What to do:
Repeat the material exactly as it appears.

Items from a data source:
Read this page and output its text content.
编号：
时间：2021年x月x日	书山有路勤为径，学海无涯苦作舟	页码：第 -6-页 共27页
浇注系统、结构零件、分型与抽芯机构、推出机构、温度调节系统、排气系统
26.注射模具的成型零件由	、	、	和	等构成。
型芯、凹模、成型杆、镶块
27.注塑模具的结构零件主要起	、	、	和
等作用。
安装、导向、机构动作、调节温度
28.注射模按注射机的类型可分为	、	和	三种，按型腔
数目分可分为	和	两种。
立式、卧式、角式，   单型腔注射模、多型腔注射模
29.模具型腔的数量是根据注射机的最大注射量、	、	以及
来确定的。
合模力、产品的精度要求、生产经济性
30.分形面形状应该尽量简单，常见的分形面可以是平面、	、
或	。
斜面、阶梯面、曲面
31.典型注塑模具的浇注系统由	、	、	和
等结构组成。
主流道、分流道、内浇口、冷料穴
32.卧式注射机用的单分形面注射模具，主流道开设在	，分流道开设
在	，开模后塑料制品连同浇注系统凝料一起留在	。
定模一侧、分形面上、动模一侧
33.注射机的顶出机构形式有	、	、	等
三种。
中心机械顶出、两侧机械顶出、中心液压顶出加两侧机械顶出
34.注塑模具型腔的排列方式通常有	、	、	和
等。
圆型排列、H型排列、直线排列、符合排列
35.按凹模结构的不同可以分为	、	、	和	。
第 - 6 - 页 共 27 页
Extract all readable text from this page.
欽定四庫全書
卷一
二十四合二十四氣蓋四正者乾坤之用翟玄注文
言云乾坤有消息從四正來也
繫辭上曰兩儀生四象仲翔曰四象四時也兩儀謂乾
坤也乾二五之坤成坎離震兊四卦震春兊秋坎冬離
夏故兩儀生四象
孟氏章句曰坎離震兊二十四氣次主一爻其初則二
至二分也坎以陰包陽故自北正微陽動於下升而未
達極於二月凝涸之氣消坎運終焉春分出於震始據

Correct response:
Read this page and output its text content.
编号：
时间：2021年x月x日	书山有路勤为径，学海无涯苦作舟	页码：第 -6-页 共27页
浇注系统、结构零件、分型与抽芯机构、推出机构、温度调节系统、排气系统
26.注射模具的成型零件由	、	、	和	等构成。
型芯、凹模、成型杆、镶块
27.注塑模具的结构零件主要起	、	、	和
等作用。
安装、导向、机构动作、调节温度
28.注射模按注射机的类型可分为	、	和	三种，按型腔
数目分可分为	和	两种。
立式、卧式、角式，   单型腔注射模、多型腔注射模
29.模具型腔的数量是根据注射机的最大注射量、	、	以及
来确定的。
合模力、产品的精度要求、生产经济性
30.分形面形状应该尽量简单，常见的分形面可以是平面、	、
或	。
斜面、阶梯面、曲面
31.典型注塑模具的浇注系统由	、	、	和
等结构组成。
主流道、分流道、内浇口、冷料穴
32.卧式注射机用的单分形面注射模具，主流道开设在	，分流道开设
在	，开模后塑料制品连同浇注系统凝料一起留在	。
定模一侧、分形面上、动模一侧
33.注射机的顶出机构形式有	、	、	等
三种。
中心机械顶出、两侧机械顶出、中心液压顶出加两侧机械顶出
34.注塑模具型腔的排列方式通常有	、	、	和
等。
圆型排列、H型排列、直线排列、符合排列
35.按凹模结构的不同可以分为	、	、	和	。
第 - 6 - 页 共 27 页
Extract all readable text from this page.
欽定四庫全書
卷一
二十四合二十四氣蓋四正者乾坤之用翟玄注文
言云乾坤有消息從四正來也
繫辭上曰兩儀生四象仲翔曰四象四時也兩儀謂乾
坤也乾二五之坤成坎離震兊四卦震春兊秋坎冬離
夏故兩儀生四象
孟氏章句曰坎離震兊二十四氣次主一爻其初則二
至二分也坎以陰包陽故自北正微陽動於下升而未
達極於二月凝涸之氣消坎運終焉春分出於震始據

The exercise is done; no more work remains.